[Stored dataset items]
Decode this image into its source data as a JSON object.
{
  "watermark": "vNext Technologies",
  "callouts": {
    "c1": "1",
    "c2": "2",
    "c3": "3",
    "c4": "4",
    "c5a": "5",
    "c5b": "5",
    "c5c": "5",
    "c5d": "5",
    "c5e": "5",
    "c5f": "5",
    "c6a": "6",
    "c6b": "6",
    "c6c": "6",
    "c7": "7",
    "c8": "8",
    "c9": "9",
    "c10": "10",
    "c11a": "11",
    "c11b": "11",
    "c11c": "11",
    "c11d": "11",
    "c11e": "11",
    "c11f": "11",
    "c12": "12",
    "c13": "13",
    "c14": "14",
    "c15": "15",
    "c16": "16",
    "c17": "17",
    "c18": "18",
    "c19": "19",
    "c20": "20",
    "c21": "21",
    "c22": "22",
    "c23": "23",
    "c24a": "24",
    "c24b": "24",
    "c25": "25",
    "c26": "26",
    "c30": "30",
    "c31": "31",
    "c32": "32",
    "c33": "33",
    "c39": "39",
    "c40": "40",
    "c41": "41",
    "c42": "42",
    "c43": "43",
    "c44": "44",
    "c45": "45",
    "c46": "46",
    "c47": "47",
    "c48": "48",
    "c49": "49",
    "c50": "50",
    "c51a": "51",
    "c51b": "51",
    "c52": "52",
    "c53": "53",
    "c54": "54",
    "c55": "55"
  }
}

** WHAT THE TASK REQUIRES **
Give a word-for-word copy of the records.

** CORRECT ANSWER **
Decode this image into its source data as a JSON object.
{
  "watermark": "vNext Technologies",
  "callouts": {
    "c1": "1",
    "c2": "2",
    "c3": "3",
    "c4": "4",
    "c5a": "5",
    "c5b": "5",
    "c5c": "5",
    "c5d": "5",
    "c5e": "5",
    "c5f": "5",
    "c6a": "6",
    "c6b": "6",
    "c6c": "6",
    "c7": "7",
    "c8": "8",
    "c9": "9",
    "c10": "10",
    "c11a": "11",
    "c11b": "11",
    "c11c": "11",
    "c11d": "11",
    "c11e": "11",
    "c11f": "11",
    "c12": "12",
    "c13": "13",
    "c14": "14",
    "c15": "15",
    "c16": "16",
    "c17": "17",
    "c18": "18",
    "c19": "19",
    "c20": "20",
    "c21": "21",
    "c22": "22",
    "c23": "23",
    "c24a": "24",
    "c24b": "24",
    "c25": "25",
    "c26": "26",
    "c30": "30",
    "c31": "31",
    "c32": "32",
    "c33": "33",
    "c39": "39",
    "c40": "40",
    "c41": "41",
    "c42": "42",
    "c43": "43",
    "c44": "44",
    "c45": "45",
    "c46": "46",
    "c47": "47",
    "c48": "48",
    "c49": "49",
    "c50": "50",
    "c51a": "51",
    "c51b": "51",
    "c52": "52",
    "c53": "53",
    "c54": "54",
    "c55": "55"
  }
}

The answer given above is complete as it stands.